-- MATERIAL TO PROCESS --
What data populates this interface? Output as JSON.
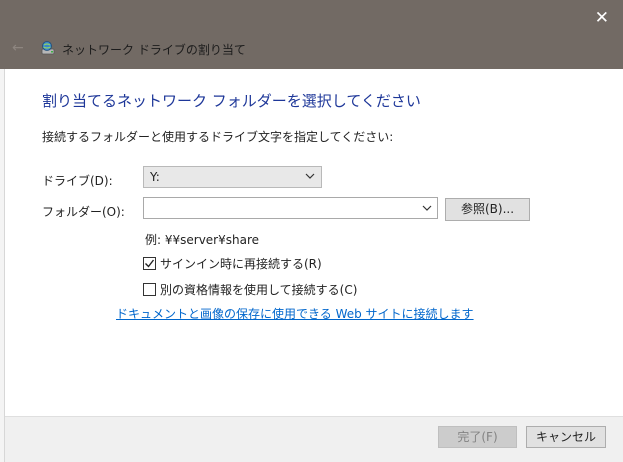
{
  "window": {
    "title": "ネットワーク ドライブの割り当て",
    "close_glyph": "✕",
    "back_glyph": "←"
  },
  "content": {
    "header": "割り当てるネットワーク フォルダーを選択してください",
    "instruction": "接続するフォルダーと使用するドライブ文字を指定してください:",
    "drive_label": "ドライブ(D):",
    "drive_value": "Y:",
    "folder_label": "フォルダー(O):",
    "folder_value": "",
    "browse_label": "参照(B)...",
    "example": "例: ¥¥server¥share",
    "reconnect_label": "サインイン時に再接続する(R)",
    "reconnect_checked": true,
    "credentials_label": "別の資格情報を使用して接続する(C)",
    "credentials_checked": false,
    "link": "ドキュメントと画像の保存に使用できる Web サイトに接続します"
  },
  "footer": {
    "finish_label": "完了(F)",
    "cancel_label": "キャンセル"
  },
  "colors": {
    "titlebar": "#726a64",
    "header_text": "#1e3799",
    "link": "#0066cc"
  }
}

-- SET TASK --
With the pictures omitted, reproduce the records in full and exactly.

-- ANSWER TO THE TASK --
What data populates this interface? Output as JSON.
{
  "window": {
    "title": "ネットワーク ドライブの割り当て",
    "close_glyph": "✕",
    "back_glyph": "←"
  },
  "content": {
    "header": "割り当てるネットワーク フォルダーを選択してください",
    "instruction": "接続するフォルダーと使用するドライブ文字を指定してください:",
    "drive_label": "ドライブ(D):",
    "drive_value": "Y:",
    "folder_label": "フォルダー(O):",
    "folder_value": "",
    "browse_label": "参照(B)...",
    "example": "例: ¥¥server¥share",
    "reconnect_label": "サインイン時に再接続する(R)",
    "reconnect_checked": true,
    "credentials_label": "別の資格情報を使用して接続する(C)",
    "credentials_checked": false,
    "link": "ドキュメントと画像の保存に使用できる Web サイトに接続します"
  },
  "footer": {
    "finish_label": "完了(F)",
    "cancel_label": "キャンセル"
  },
  "colors": {
    "titlebar": "#726a64",
    "header_text": "#1e3799",
    "link": "#0066cc"
  }
}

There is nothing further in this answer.